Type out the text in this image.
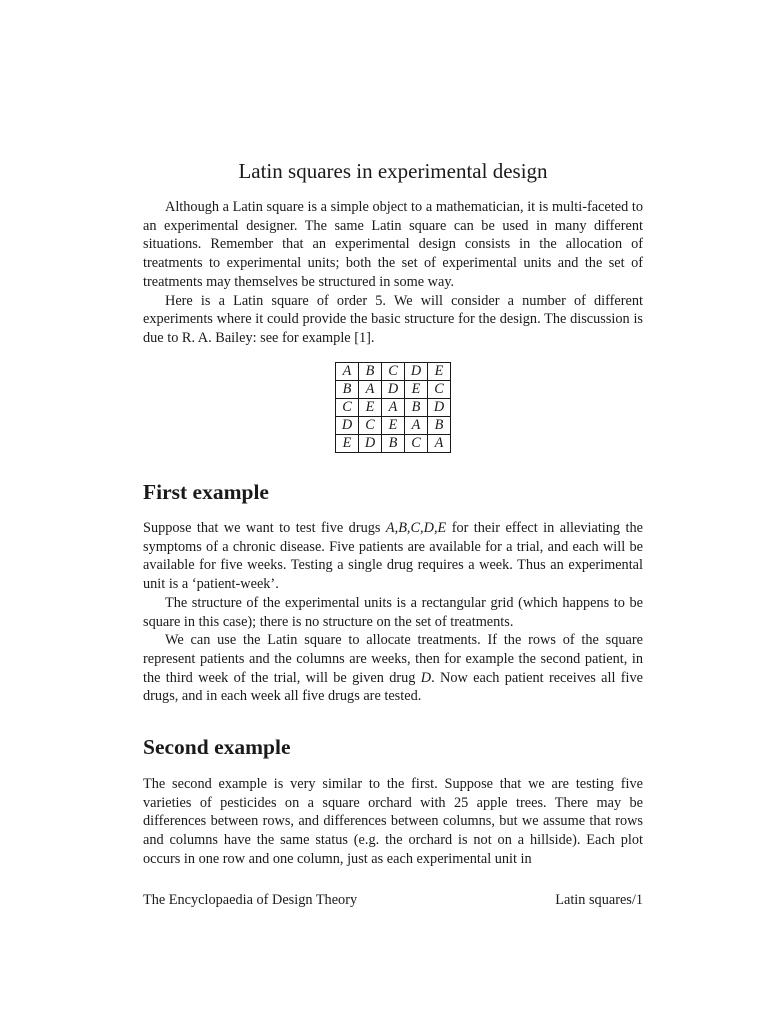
Latin squares in experimental design

Although a Latin square is a simple object to a mathematician, it is multi-faceted to an experimental designer. The same Latin square can be used in many different situations. Remember that an experimental design consists in the allocation of treatments to experimental units; both the set of experimental units and the set of treatments may themselves be structured in some way.

Here is a Latin square of order 5. We will consider a number of different experiments where it could provide the basic structure for the design. The discussion is due to R. A. Bailey: see for example [1].

A	B	C	D	E
B	A	D	E	C
C	E	A	B	D
D	C	E	A	B
E	D	B	C	A
First example

Suppose that we want to test five drugs A,B,C,D,E for their effect in alleviating the symptoms of a chronic disease. Five patients are available for a trial, and each will be available for five weeks. Testing a single drug requires a week. Thus an experimental unit is a ‘patient-week’.

The structure of the experimental units is a rectangular grid (which happens to be square in this case); there is no structure on the set of treatments.

We can use the Latin square to allocate treatments. If the rows of the square represent patients and the columns are weeks, then for example the second patient, in the third week of the trial, will be given drug D. Now each patient receives all five drugs, and in each week all five drugs are tested.

Second example

The second example is very similar to the first. Suppose that we are testing five varieties of pesticides on a square orchard with 25 apple trees. There may be differences between rows, and differences between columns, but we assume that rows and columns have the same status (e.g. the orchard is not on a hillside). Each plot occurs in one row and one column, just as each experimental unit in

The Encyclopaedia of Design Theory	Latin squares/1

::::::::

From the entries above, select each line containing the string "trial".

Suppose that we want to test five drugs A,B,C,D,E for their effect in alleviating the symptoms of a chronic disease. Five patients are available for a trial, and each will be available for five weeks. Testing a single drug requires a week. Thus an experimental unit is a ‘patient-week’.
We can use the Latin square to allocate treatments. If the rows of the square represent patients and the columns are weeks, then for example the second patient, in the third week of the trial, will be given drug D. Now each patient receives all five drugs, and in each week all five drugs are tested.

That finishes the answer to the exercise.